▸ YOUR OBJECTIVE: Report the number of lines containing "location", with no other words.

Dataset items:
........
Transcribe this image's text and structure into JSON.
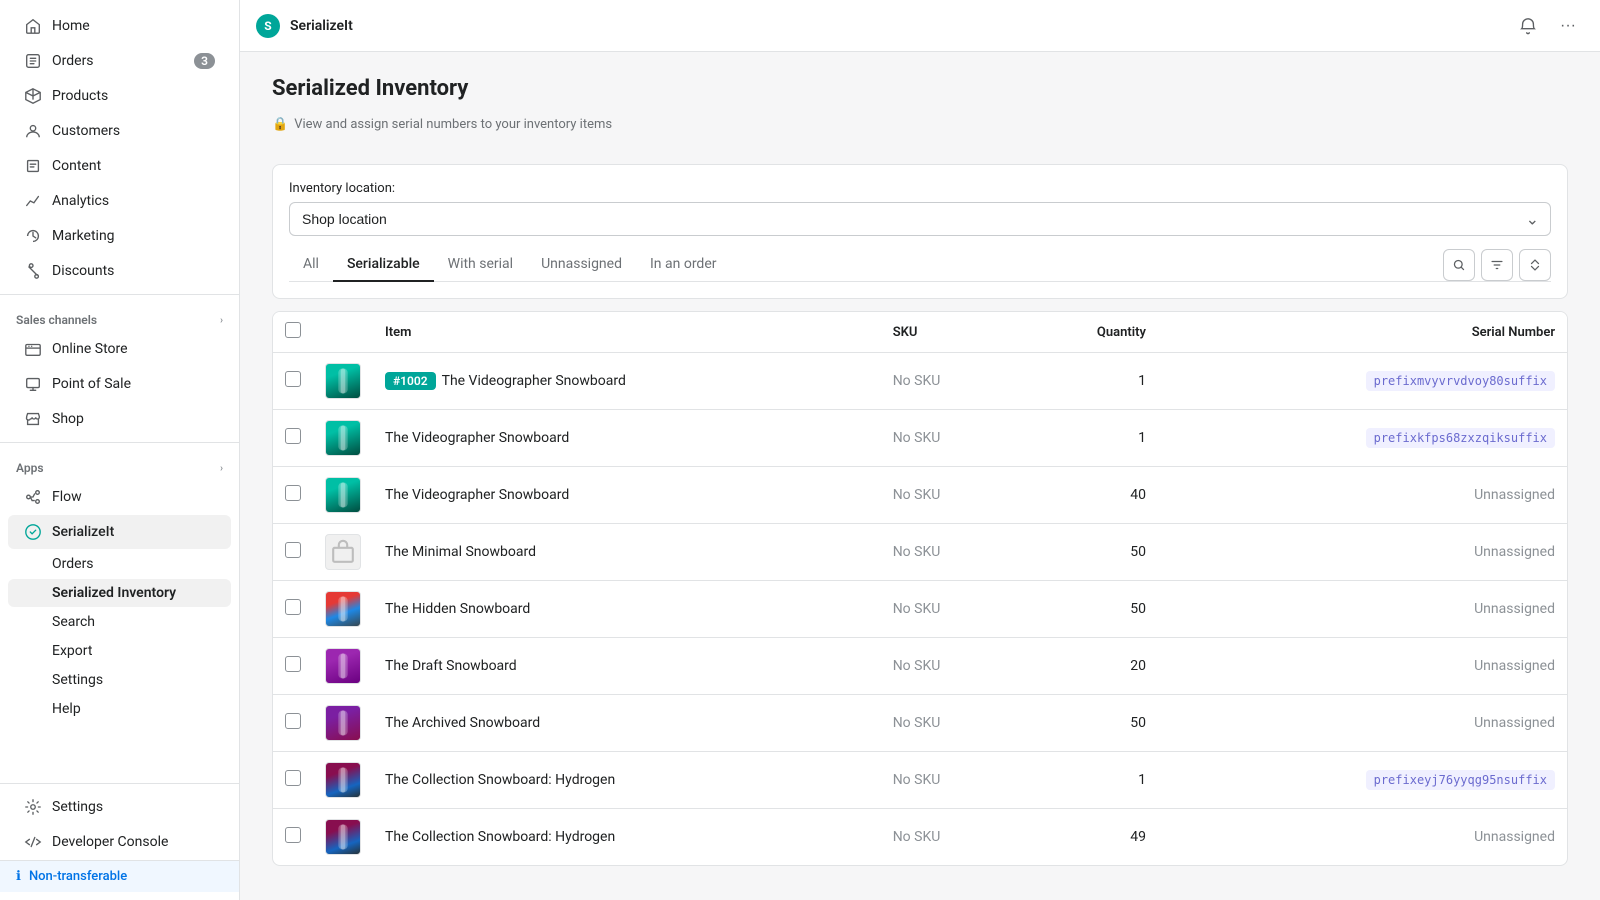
{
  "topbar": {
    "logo_text": "S",
    "title": "SerializeIt",
    "logo_bg": "#00a699"
  },
  "sidebar": {
    "nav_items": [
      {
        "id": "home",
        "label": "Home",
        "icon": "home"
      },
      {
        "id": "orders",
        "label": "Orders",
        "icon": "orders",
        "badge": "3"
      },
      {
        "id": "products",
        "label": "Products",
        "icon": "products"
      },
      {
        "id": "customers",
        "label": "Customers",
        "icon": "customers"
      },
      {
        "id": "content",
        "label": "Content",
        "icon": "content"
      },
      {
        "id": "analytics",
        "label": "Analytics",
        "icon": "analytics"
      },
      {
        "id": "marketing",
        "label": "Marketing",
        "icon": "marketing"
      },
      {
        "id": "discounts",
        "label": "Discounts",
        "icon": "discounts"
      }
    ],
    "sales_channels": {
      "label": "Sales channels",
      "items": [
        {
          "id": "online-store",
          "label": "Online Store"
        },
        {
          "id": "point-of-sale",
          "label": "Point of Sale"
        },
        {
          "id": "shop",
          "label": "Shop"
        }
      ]
    },
    "apps": {
      "label": "Apps",
      "items": [
        {
          "id": "flow",
          "label": "Flow"
        },
        {
          "id": "serializeit",
          "label": "SerializeIt",
          "active": true,
          "sub_items": [
            {
              "id": "orders",
              "label": "Orders"
            },
            {
              "id": "serialized-inventory",
              "label": "Serialized Inventory",
              "active": true
            },
            {
              "id": "search",
              "label": "Search"
            },
            {
              "id": "export",
              "label": "Export"
            },
            {
              "id": "settings",
              "label": "Settings"
            },
            {
              "id": "help",
              "label": "Help"
            }
          ]
        }
      ]
    },
    "bottom_items": [
      {
        "id": "settings",
        "label": "Settings",
        "icon": "gear"
      },
      {
        "id": "developer-console",
        "label": "Developer Console",
        "icon": "developer"
      }
    ]
  },
  "page": {
    "title": "Serialized Inventory",
    "subtitle": "View and assign serial numbers to your inventory items",
    "inventory_location_label": "Inventory location:",
    "location_value": "Shop location",
    "tabs": [
      {
        "id": "all",
        "label": "All"
      },
      {
        "id": "serializable",
        "label": "Serializable",
        "active": true
      },
      {
        "id": "with-serial",
        "label": "With serial"
      },
      {
        "id": "unnassigned",
        "label": "Unnassigned"
      },
      {
        "id": "in-an-order",
        "label": "In an order"
      }
    ],
    "table": {
      "columns": [
        {
          "id": "item",
          "label": "Item"
        },
        {
          "id": "sku",
          "label": "SKU"
        },
        {
          "id": "quantity",
          "label": "Quantity",
          "align": "right"
        },
        {
          "id": "serial",
          "label": "Serial Number",
          "align": "right"
        }
      ],
      "rows": [
        {
          "id": "row1",
          "badge": "#1002",
          "item": "The Videographer Snowboard",
          "sku": "No SKU",
          "quantity": "1",
          "serial": "prefixmvyvrvdvoy80suffix",
          "serial_type": "badge",
          "img_type": "teal"
        },
        {
          "id": "row2",
          "item": "The Videographer Snowboard",
          "sku": "No SKU",
          "quantity": "1",
          "serial": "prefixkfps68zxzqiksuffix",
          "serial_type": "badge",
          "img_type": "teal"
        },
        {
          "id": "row3",
          "item": "The Videographer Snowboard",
          "sku": "No SKU",
          "quantity": "40",
          "serial": "Unnassigned",
          "serial_type": "plain",
          "img_type": "teal"
        },
        {
          "id": "row4",
          "item": "The Minimal Snowboard",
          "sku": "No SKU",
          "quantity": "50",
          "serial": "Unnassigned",
          "serial_type": "plain",
          "img_type": "box"
        },
        {
          "id": "row5",
          "item": "The Hidden Snowboard",
          "sku": "No SKU",
          "quantity": "50",
          "serial": "Unnassigned",
          "serial_type": "plain",
          "img_type": "mixed"
        },
        {
          "id": "row6",
          "item": "The Draft Snowboard",
          "sku": "No SKU",
          "quantity": "20",
          "serial": "Unnassigned",
          "serial_type": "plain",
          "img_type": "purple"
        },
        {
          "id": "row7",
          "item": "The Archived Snowboard",
          "sku": "No SKU",
          "quantity": "50",
          "serial": "Unnassigned",
          "serial_type": "plain",
          "img_type": "darkred"
        },
        {
          "id": "row8",
          "item": "The Collection Snowboard: Hydrogen",
          "sku": "No SKU",
          "quantity": "1",
          "serial": "prefixeyj76yyqg95nsuffix",
          "serial_type": "badge",
          "img_type": "mixed2"
        },
        {
          "id": "row9",
          "item": "The Collection Snowboard: Hydrogen",
          "sku": "No SKU",
          "quantity": "49",
          "serial": "Unnassigned",
          "serial_type": "plain",
          "img_type": "mixed2"
        }
      ]
    }
  },
  "non_transferable": {
    "label": "Non-transferable"
  }
}
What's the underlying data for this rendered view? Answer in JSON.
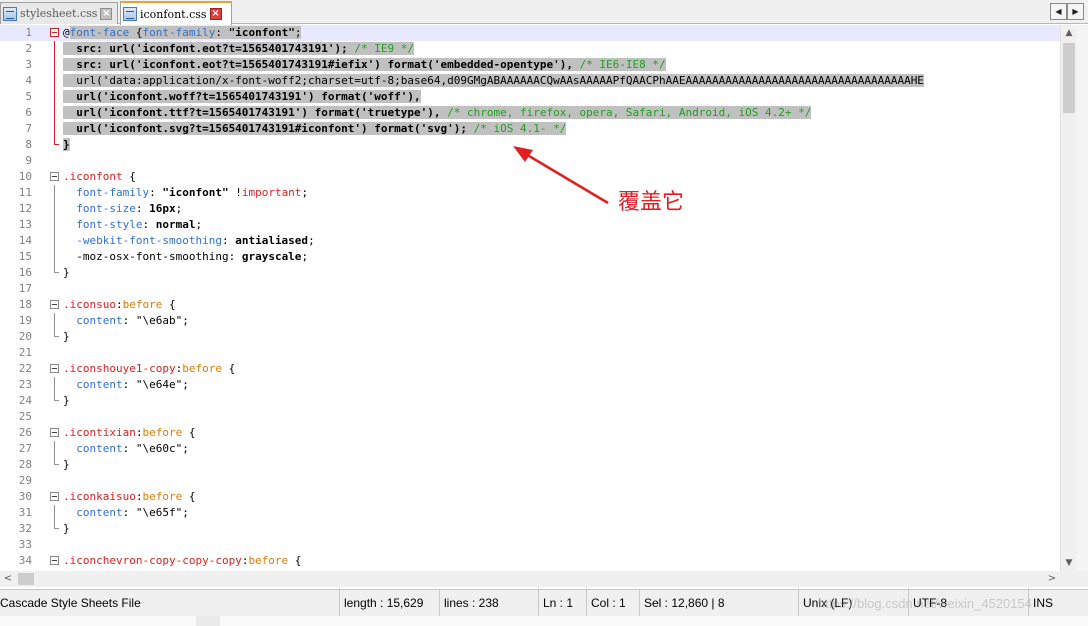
{
  "tabs": [
    {
      "label": "stylesheet.css",
      "active": false
    },
    {
      "label": "iconfont.css",
      "active": true
    }
  ],
  "nav_buttons": {
    "left": "◀",
    "right": "▶"
  },
  "code_lines": [
    {
      "num": "1",
      "selected": true,
      "segs": [
        {
          "t": "@",
          "c": "#000000",
          "b": false,
          "sel": false
        },
        {
          "t": "font-face",
          "c": "#3070d0",
          "b": false,
          "sel": true
        },
        {
          "t": " {",
          "c": "#000000",
          "b": false,
          "sel": true
        },
        {
          "t": "font-family",
          "c": "#3070d0",
          "b": false,
          "sel": true
        },
        {
          "t": ": ",
          "c": "#000000",
          "b": false,
          "sel": true
        },
        {
          "t": "\"iconfont\"",
          "c": "#000000",
          "b": true,
          "sel": true
        },
        {
          "t": ";",
          "c": "#000000",
          "b": false,
          "sel": true
        }
      ]
    },
    {
      "num": "2",
      "selected": true,
      "segs": [
        {
          "t": "  src: url('iconfont.eot?t=1565401743191'); ",
          "c": "#000000",
          "b": true,
          "sel": true
        },
        {
          "t": "/* IE9 */",
          "c": "#20a020",
          "b": false,
          "sel": true
        }
      ]
    },
    {
      "num": "3",
      "selected": true,
      "segs": [
        {
          "t": "  src: url('iconfont.eot?t=1565401743191#iefix') format('embedded-opentype'), ",
          "c": "#000000",
          "b": true,
          "sel": true
        },
        {
          "t": "/* IE6-IE8 */",
          "c": "#20a020",
          "b": false,
          "sel": true
        }
      ]
    },
    {
      "num": "4",
      "selected": true,
      "segs": [
        {
          "t": "  url('data:application/x-font-woff2;charset=utf-8;base64,d09GMgABAAAAAACQwAAsAAAAAPfQAACPhAAEAAAAAAAAAAAAAAAAAAAAAAAAAAAAAAAAAAHE",
          "c": "#000000",
          "b": false,
          "sel": true
        }
      ]
    },
    {
      "num": "5",
      "selected": true,
      "segs": [
        {
          "t": "  url('iconfont.woff?t=1565401743191') format('woff'),",
          "c": "#000000",
          "b": true,
          "sel": true
        }
      ]
    },
    {
      "num": "6",
      "selected": true,
      "segs": [
        {
          "t": "  url('iconfont.ttf?t=1565401743191') format('truetype'), ",
          "c": "#000000",
          "b": true,
          "sel": true
        },
        {
          "t": "/* chrome, firefox, opera, Safari, Android, iOS 4.2+ */",
          "c": "#20a020",
          "b": false,
          "sel": true
        }
      ]
    },
    {
      "num": "7",
      "selected": true,
      "segs": [
        {
          "t": "  url('iconfont.svg?t=1565401743191#iconfont') format('svg'); ",
          "c": "#000000",
          "b": true,
          "sel": true
        },
        {
          "t": "/* iOS 4.1- */",
          "c": "#20a020",
          "b": false,
          "sel": true
        }
      ]
    },
    {
      "num": "8",
      "selected": false,
      "segs": [
        {
          "t": "}",
          "c": "#000000",
          "b": true,
          "sel": true
        }
      ]
    },
    {
      "num": "9",
      "selected": false,
      "segs": []
    },
    {
      "num": "10",
      "selected": false,
      "segs": [
        {
          "t": ".iconfont",
          "c": "#e02020",
          "b": false,
          "sel": false
        },
        {
          "t": " {",
          "c": "#000000",
          "b": false,
          "sel": false
        }
      ]
    },
    {
      "num": "11",
      "selected": false,
      "segs": [
        {
          "t": "  font-family",
          "c": "#3070d0",
          "b": false,
          "sel": false
        },
        {
          "t": ": ",
          "c": "#000000",
          "b": false,
          "sel": false
        },
        {
          "t": "\"iconfont\"",
          "c": "#000000",
          "b": true,
          "sel": false
        },
        {
          "t": " !",
          "c": "#000000",
          "b": false,
          "sel": false
        },
        {
          "t": "important",
          "c": "#e02020",
          "b": false,
          "sel": false
        },
        {
          "t": ";",
          "c": "#000000",
          "b": false,
          "sel": false
        }
      ]
    },
    {
      "num": "12",
      "selected": false,
      "segs": [
        {
          "t": "  font-size",
          "c": "#3070d0",
          "b": false,
          "sel": false
        },
        {
          "t": ": ",
          "c": "#000000",
          "b": false,
          "sel": false
        },
        {
          "t": "16px",
          "c": "#000000",
          "b": true,
          "sel": false
        },
        {
          "t": ";",
          "c": "#000000",
          "b": false,
          "sel": false
        }
      ]
    },
    {
      "num": "13",
      "selected": false,
      "segs": [
        {
          "t": "  font-style",
          "c": "#3070d0",
          "b": false,
          "sel": false
        },
        {
          "t": ": ",
          "c": "#000000",
          "b": false,
          "sel": false
        },
        {
          "t": "normal",
          "c": "#000000",
          "b": true,
          "sel": false
        },
        {
          "t": ";",
          "c": "#000000",
          "b": false,
          "sel": false
        }
      ]
    },
    {
      "num": "14",
      "selected": false,
      "segs": [
        {
          "t": "  -webkit-font-smoothing",
          "c": "#3070d0",
          "b": false,
          "sel": false
        },
        {
          "t": ": ",
          "c": "#000000",
          "b": false,
          "sel": false
        },
        {
          "t": "antialiased",
          "c": "#000000",
          "b": true,
          "sel": false
        },
        {
          "t": ";",
          "c": "#000000",
          "b": false,
          "sel": false
        }
      ]
    },
    {
      "num": "15",
      "selected": false,
      "segs": [
        {
          "t": "  -moz-osx-font-smoothing",
          "c": "#000000",
          "b": false,
          "sel": false
        },
        {
          "t": ": ",
          "c": "#000000",
          "b": false,
          "sel": false
        },
        {
          "t": "grayscale",
          "c": "#000000",
          "b": true,
          "sel": false
        },
        {
          "t": ";",
          "c": "#000000",
          "b": false,
          "sel": false
        }
      ]
    },
    {
      "num": "16",
      "selected": false,
      "segs": [
        {
          "t": "}",
          "c": "#000000",
          "b": false,
          "sel": false
        }
      ]
    },
    {
      "num": "17",
      "selected": false,
      "segs": []
    },
    {
      "num": "18",
      "selected": false,
      "segs": [
        {
          "t": ".iconsuo",
          "c": "#e02020",
          "b": false,
          "sel": false
        },
        {
          "t": ":",
          "c": "#000000",
          "b": false,
          "sel": false
        },
        {
          "t": "before",
          "c": "#e07b00",
          "b": false,
          "sel": false
        },
        {
          "t": " {",
          "c": "#000000",
          "b": false,
          "sel": false
        }
      ]
    },
    {
      "num": "19",
      "selected": false,
      "segs": [
        {
          "t": "  content",
          "c": "#3070d0",
          "b": false,
          "sel": false
        },
        {
          "t": ": ",
          "c": "#000000",
          "b": false,
          "sel": false
        },
        {
          "t": "\"\\e6ab\"",
          "c": "#000000",
          "b": false,
          "sel": false
        },
        {
          "t": ";",
          "c": "#000000",
          "b": false,
          "sel": false
        }
      ]
    },
    {
      "num": "20",
      "selected": false,
      "segs": [
        {
          "t": "}",
          "c": "#000000",
          "b": false,
          "sel": false
        }
      ]
    },
    {
      "num": "21",
      "selected": false,
      "segs": []
    },
    {
      "num": "22",
      "selected": false,
      "segs": [
        {
          "t": ".iconshouye1-copy",
          "c": "#e02020",
          "b": false,
          "sel": false
        },
        {
          "t": ":",
          "c": "#000000",
          "b": false,
          "sel": false
        },
        {
          "t": "before",
          "c": "#e07b00",
          "b": false,
          "sel": false
        },
        {
          "t": " {",
          "c": "#000000",
          "b": false,
          "sel": false
        }
      ]
    },
    {
      "num": "23",
      "selected": false,
      "segs": [
        {
          "t": "  content",
          "c": "#3070d0",
          "b": false,
          "sel": false
        },
        {
          "t": ": ",
          "c": "#000000",
          "b": false,
          "sel": false
        },
        {
          "t": "\"\\e64e\"",
          "c": "#000000",
          "b": false,
          "sel": false
        },
        {
          "t": ";",
          "c": "#000000",
          "b": false,
          "sel": false
        }
      ]
    },
    {
      "num": "24",
      "selected": false,
      "segs": [
        {
          "t": "}",
          "c": "#000000",
          "b": false,
          "sel": false
        }
      ]
    },
    {
      "num": "25",
      "selected": false,
      "segs": []
    },
    {
      "num": "26",
      "selected": false,
      "segs": [
        {
          "t": ".icontixian",
          "c": "#e02020",
          "b": false,
          "sel": false
        },
        {
          "t": ":",
          "c": "#000000",
          "b": false,
          "sel": false
        },
        {
          "t": "before",
          "c": "#e07b00",
          "b": false,
          "sel": false
        },
        {
          "t": " {",
          "c": "#000000",
          "b": false,
          "sel": false
        }
      ]
    },
    {
      "num": "27",
      "selected": false,
      "segs": [
        {
          "t": "  content",
          "c": "#3070d0",
          "b": false,
          "sel": false
        },
        {
          "t": ": ",
          "c": "#000000",
          "b": false,
          "sel": false
        },
        {
          "t": "\"\\e60c\"",
          "c": "#000000",
          "b": false,
          "sel": false
        },
        {
          "t": ";",
          "c": "#000000",
          "b": false,
          "sel": false
        }
      ]
    },
    {
      "num": "28",
      "selected": false,
      "segs": [
        {
          "t": "}",
          "c": "#000000",
          "b": false,
          "sel": false
        }
      ]
    },
    {
      "num": "29",
      "selected": false,
      "segs": []
    },
    {
      "num": "30",
      "selected": false,
      "segs": [
        {
          "t": ".iconkaisuo",
          "c": "#e02020",
          "b": false,
          "sel": false
        },
        {
          "t": ":",
          "c": "#000000",
          "b": false,
          "sel": false
        },
        {
          "t": "before",
          "c": "#e07b00",
          "b": false,
          "sel": false
        },
        {
          "t": " {",
          "c": "#000000",
          "b": false,
          "sel": false
        }
      ]
    },
    {
      "num": "31",
      "selected": false,
      "segs": [
        {
          "t": "  content",
          "c": "#3070d0",
          "b": false,
          "sel": false
        },
        {
          "t": ": ",
          "c": "#000000",
          "b": false,
          "sel": false
        },
        {
          "t": "\"\\e65f\"",
          "c": "#000000",
          "b": false,
          "sel": false
        },
        {
          "t": ";",
          "c": "#000000",
          "b": false,
          "sel": false
        }
      ]
    },
    {
      "num": "32",
      "selected": false,
      "segs": [
        {
          "t": "}",
          "c": "#000000",
          "b": false,
          "sel": false
        }
      ]
    },
    {
      "num": "33",
      "selected": false,
      "segs": []
    },
    {
      "num": "34",
      "selected": false,
      "segs": [
        {
          "t": ".iconchevron-copy-copy-copy",
          "c": "#e02020",
          "b": false,
          "sel": false
        },
        {
          "t": ":",
          "c": "#000000",
          "b": false,
          "sel": false
        },
        {
          "t": "before",
          "c": "#e07b00",
          "b": false,
          "sel": false
        },
        {
          "t": " {",
          "c": "#000000",
          "b": false,
          "sel": false
        }
      ]
    }
  ],
  "annotation": {
    "text": "覆盖它",
    "color": "#e02020"
  },
  "status": {
    "file_type": "Cascade Style Sheets File",
    "length": "length : 15,629",
    "lines": "lines : 238",
    "ln": "Ln : 1",
    "col": "Col : 1",
    "sel": "Sel : 12,860 | 8",
    "eol": "Unix (LF)",
    "encoding": "UTF-8",
    "mode": "INS"
  },
  "watermark": "https://blog.csdn.net/weixin_4520154",
  "colors": {
    "selection": "#c0c0c0",
    "keyword_blue": "#3070d0",
    "selector_red": "#e02020",
    "pseudo_orange": "#e07b00",
    "comment_green": "#20a020",
    "active_tab_accent": "#f0a030"
  },
  "icons": [
    "file-icon",
    "close-icon",
    "scroll-left-icon",
    "scroll-right-icon",
    "scroll-up-icon",
    "scroll-down-icon",
    "fold-minus-icon"
  ]
}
........
▸ RESPONSE TO THIS TASK: 2